• _Raw data_
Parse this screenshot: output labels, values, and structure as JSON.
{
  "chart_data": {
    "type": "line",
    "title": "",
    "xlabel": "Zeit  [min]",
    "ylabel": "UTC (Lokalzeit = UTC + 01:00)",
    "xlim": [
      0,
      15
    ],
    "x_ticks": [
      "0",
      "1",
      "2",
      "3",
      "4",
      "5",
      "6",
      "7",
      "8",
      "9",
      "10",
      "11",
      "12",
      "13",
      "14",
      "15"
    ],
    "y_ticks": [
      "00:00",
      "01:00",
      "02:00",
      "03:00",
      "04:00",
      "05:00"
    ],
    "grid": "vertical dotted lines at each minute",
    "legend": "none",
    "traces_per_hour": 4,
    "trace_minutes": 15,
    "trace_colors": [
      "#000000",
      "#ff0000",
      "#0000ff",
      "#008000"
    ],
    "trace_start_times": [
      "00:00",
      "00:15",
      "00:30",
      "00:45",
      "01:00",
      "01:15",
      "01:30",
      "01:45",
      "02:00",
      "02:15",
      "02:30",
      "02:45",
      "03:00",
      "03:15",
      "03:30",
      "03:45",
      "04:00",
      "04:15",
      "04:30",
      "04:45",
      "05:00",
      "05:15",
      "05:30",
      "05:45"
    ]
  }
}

• _What the task asks_
Write out the listing once more, matching it exactly.

• _Worked solution_
Parse this screenshot: output labels, values, and structure as JSON.
{
  "chart_data": {
    "type": "line",
    "title": "",
    "xlabel": "Zeit  [min]",
    "ylabel": "UTC (Lokalzeit = UTC + 01:00)",
    "xlim": [
      0,
      15
    ],
    "x_ticks": [
      "0",
      "1",
      "2",
      "3",
      "4",
      "5",
      "6",
      "7",
      "8",
      "9",
      "10",
      "11",
      "12",
      "13",
      "14",
      "15"
    ],
    "y_ticks": [
      "00:00",
      "01:00",
      "02:00",
      "03:00",
      "04:00",
      "05:00"
    ],
    "grid": "vertical dotted lines at each minute",
    "legend": "none",
    "traces_per_hour": 4,
    "trace_minutes": 15,
    "trace_colors": [
      "#000000",
      "#ff0000",
      "#0000ff",
      "#008000"
    ],
    "trace_start_times": [
      "00:00",
      "00:15",
      "00:30",
      "00:45",
      "01:00",
      "01:15",
      "01:30",
      "01:45",
      "02:00",
      "02:15",
      "02:30",
      "02:45",
      "03:00",
      "03:15",
      "03:30",
      "03:45",
      "04:00",
      "04:15",
      "04:30",
      "04:45",
      "05:00",
      "05:15",
      "05:30",
      "05:45"
    ]
  }
}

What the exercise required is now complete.